Records from a dataset
## Begin

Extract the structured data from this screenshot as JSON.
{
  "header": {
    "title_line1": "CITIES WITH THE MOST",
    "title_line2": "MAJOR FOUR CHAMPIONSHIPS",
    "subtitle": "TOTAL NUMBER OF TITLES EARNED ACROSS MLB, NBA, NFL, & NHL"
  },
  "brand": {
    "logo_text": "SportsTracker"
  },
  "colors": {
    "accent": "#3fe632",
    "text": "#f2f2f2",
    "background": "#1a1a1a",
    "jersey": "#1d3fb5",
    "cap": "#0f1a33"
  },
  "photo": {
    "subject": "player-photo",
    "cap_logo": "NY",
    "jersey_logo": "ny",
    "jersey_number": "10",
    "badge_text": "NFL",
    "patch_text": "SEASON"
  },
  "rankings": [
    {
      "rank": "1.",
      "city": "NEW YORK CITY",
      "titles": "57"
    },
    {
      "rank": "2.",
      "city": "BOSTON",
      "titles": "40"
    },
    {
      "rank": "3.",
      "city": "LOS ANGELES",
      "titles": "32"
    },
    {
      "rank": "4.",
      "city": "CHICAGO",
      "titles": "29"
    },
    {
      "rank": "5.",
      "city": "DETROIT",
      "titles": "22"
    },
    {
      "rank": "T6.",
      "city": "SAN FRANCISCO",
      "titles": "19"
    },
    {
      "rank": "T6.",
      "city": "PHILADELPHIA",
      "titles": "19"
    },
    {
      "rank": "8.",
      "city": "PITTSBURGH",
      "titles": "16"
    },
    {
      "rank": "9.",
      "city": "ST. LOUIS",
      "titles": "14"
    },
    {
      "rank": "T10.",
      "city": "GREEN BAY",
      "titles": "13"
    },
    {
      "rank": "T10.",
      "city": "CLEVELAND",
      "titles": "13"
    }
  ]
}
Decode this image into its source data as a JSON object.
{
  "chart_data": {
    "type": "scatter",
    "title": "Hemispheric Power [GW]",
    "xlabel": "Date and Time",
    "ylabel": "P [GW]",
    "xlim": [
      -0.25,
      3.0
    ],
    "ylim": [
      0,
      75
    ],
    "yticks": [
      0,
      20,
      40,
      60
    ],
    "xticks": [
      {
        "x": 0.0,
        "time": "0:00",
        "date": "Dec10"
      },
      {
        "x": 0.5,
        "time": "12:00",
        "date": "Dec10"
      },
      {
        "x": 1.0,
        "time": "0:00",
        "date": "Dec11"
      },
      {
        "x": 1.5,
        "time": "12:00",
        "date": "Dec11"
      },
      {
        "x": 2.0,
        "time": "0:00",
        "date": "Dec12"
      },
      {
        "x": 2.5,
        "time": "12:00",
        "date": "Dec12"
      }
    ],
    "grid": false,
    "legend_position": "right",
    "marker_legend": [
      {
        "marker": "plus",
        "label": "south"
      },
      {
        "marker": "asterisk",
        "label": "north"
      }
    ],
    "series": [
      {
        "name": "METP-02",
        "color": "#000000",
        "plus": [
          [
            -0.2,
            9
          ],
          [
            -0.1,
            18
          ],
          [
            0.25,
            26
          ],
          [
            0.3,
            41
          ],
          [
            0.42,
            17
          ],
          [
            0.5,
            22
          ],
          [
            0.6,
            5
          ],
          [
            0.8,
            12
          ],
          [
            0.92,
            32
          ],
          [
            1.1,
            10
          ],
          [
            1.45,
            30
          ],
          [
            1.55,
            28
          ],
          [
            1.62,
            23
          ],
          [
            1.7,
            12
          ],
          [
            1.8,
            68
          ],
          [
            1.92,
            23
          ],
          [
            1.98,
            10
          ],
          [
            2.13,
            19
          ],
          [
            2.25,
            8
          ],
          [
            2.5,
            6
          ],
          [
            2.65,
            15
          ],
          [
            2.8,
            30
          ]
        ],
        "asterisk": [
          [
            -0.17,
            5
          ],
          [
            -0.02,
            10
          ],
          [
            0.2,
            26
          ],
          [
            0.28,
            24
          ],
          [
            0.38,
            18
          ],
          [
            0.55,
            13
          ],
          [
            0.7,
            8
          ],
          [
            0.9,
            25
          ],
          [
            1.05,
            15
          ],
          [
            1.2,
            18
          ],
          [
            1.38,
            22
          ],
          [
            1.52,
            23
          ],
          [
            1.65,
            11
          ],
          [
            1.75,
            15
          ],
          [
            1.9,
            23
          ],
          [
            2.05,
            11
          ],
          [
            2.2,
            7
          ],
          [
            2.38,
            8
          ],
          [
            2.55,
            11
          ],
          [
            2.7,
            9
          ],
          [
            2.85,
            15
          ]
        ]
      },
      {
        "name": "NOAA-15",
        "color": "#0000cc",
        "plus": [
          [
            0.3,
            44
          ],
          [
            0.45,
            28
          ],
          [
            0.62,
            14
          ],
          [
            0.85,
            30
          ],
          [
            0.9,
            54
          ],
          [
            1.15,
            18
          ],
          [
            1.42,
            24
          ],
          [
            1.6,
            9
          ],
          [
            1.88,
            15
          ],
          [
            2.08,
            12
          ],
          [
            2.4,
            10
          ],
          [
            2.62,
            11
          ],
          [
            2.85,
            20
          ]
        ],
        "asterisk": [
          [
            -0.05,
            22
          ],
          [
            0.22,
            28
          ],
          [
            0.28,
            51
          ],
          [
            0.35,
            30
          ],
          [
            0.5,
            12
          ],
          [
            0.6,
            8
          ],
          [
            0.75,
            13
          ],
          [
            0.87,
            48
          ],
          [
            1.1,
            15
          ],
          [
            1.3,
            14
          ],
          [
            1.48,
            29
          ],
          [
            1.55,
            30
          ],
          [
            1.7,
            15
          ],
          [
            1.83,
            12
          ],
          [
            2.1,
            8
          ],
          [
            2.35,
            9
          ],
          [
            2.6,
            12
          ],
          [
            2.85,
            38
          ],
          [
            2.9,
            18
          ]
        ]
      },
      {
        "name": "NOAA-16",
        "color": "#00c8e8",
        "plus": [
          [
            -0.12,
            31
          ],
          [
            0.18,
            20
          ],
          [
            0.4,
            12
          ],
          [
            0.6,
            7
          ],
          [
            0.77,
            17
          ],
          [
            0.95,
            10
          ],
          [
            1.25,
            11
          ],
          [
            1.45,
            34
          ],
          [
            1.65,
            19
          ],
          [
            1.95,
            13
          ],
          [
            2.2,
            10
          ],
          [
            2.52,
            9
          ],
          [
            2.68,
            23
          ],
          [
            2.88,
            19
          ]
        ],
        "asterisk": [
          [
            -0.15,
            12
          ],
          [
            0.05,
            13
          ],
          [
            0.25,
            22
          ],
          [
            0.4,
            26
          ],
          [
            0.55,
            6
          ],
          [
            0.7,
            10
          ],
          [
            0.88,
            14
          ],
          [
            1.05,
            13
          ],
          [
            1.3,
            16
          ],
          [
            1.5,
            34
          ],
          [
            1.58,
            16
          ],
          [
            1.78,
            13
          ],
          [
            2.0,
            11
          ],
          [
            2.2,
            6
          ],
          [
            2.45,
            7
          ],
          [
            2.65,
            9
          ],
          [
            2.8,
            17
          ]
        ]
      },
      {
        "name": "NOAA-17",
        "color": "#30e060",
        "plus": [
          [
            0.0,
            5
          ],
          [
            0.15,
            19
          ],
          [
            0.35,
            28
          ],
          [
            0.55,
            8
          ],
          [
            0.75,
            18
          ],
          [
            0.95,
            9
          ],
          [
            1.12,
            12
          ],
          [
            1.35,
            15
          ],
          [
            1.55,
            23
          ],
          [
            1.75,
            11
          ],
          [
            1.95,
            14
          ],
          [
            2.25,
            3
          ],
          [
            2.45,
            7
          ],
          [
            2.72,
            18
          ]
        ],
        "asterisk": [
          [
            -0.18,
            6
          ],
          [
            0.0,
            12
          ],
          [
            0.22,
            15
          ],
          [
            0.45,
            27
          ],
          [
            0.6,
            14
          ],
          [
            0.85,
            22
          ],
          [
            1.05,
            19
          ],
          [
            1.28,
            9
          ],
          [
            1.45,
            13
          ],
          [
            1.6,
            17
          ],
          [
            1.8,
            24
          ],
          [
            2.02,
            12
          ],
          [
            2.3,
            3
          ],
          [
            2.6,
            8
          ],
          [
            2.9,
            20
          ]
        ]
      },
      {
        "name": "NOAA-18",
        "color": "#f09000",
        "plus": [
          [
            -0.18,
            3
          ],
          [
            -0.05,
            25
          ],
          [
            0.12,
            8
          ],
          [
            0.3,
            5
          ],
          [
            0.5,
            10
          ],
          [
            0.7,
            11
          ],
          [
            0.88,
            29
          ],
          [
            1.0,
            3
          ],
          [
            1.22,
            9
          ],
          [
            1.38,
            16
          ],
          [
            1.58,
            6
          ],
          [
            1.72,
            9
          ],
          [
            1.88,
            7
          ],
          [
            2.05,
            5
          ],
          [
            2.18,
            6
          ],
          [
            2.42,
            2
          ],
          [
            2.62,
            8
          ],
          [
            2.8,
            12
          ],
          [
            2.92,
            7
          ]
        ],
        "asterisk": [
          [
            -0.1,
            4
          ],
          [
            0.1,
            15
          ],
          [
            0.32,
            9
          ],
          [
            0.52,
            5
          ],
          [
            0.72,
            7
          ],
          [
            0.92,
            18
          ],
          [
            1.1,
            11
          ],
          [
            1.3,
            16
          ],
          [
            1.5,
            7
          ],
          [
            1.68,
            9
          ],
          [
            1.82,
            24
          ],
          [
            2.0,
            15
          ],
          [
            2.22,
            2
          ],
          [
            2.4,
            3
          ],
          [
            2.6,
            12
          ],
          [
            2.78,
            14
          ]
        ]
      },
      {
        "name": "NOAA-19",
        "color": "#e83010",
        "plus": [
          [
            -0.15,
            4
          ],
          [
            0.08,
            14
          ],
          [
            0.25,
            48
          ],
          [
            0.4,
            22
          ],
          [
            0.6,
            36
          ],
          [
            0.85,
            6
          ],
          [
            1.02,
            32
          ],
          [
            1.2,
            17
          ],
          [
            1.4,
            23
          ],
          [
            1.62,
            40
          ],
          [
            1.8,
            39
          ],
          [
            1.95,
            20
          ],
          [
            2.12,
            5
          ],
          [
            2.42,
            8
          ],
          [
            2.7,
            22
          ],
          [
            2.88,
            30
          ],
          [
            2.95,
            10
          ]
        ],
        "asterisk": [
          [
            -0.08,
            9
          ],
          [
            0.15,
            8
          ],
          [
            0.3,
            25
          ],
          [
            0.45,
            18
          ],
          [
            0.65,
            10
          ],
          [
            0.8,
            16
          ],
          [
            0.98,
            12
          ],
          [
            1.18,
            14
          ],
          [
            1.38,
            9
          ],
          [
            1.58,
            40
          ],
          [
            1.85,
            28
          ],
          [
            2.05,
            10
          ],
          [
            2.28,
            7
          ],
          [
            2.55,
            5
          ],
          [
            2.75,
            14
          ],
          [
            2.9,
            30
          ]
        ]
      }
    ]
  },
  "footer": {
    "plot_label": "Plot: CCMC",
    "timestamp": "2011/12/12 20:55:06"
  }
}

## End

• **Problem statement**:
Go through the data and gather every line that holds "name".

• **Output for this task**:
        "name": "METP-02",
        "name": "NOAA-15",
        "name": "NOAA-16",
        "name": "NOAA-17",
        "name": "NOAA-18",
        "name": "NOAA-19",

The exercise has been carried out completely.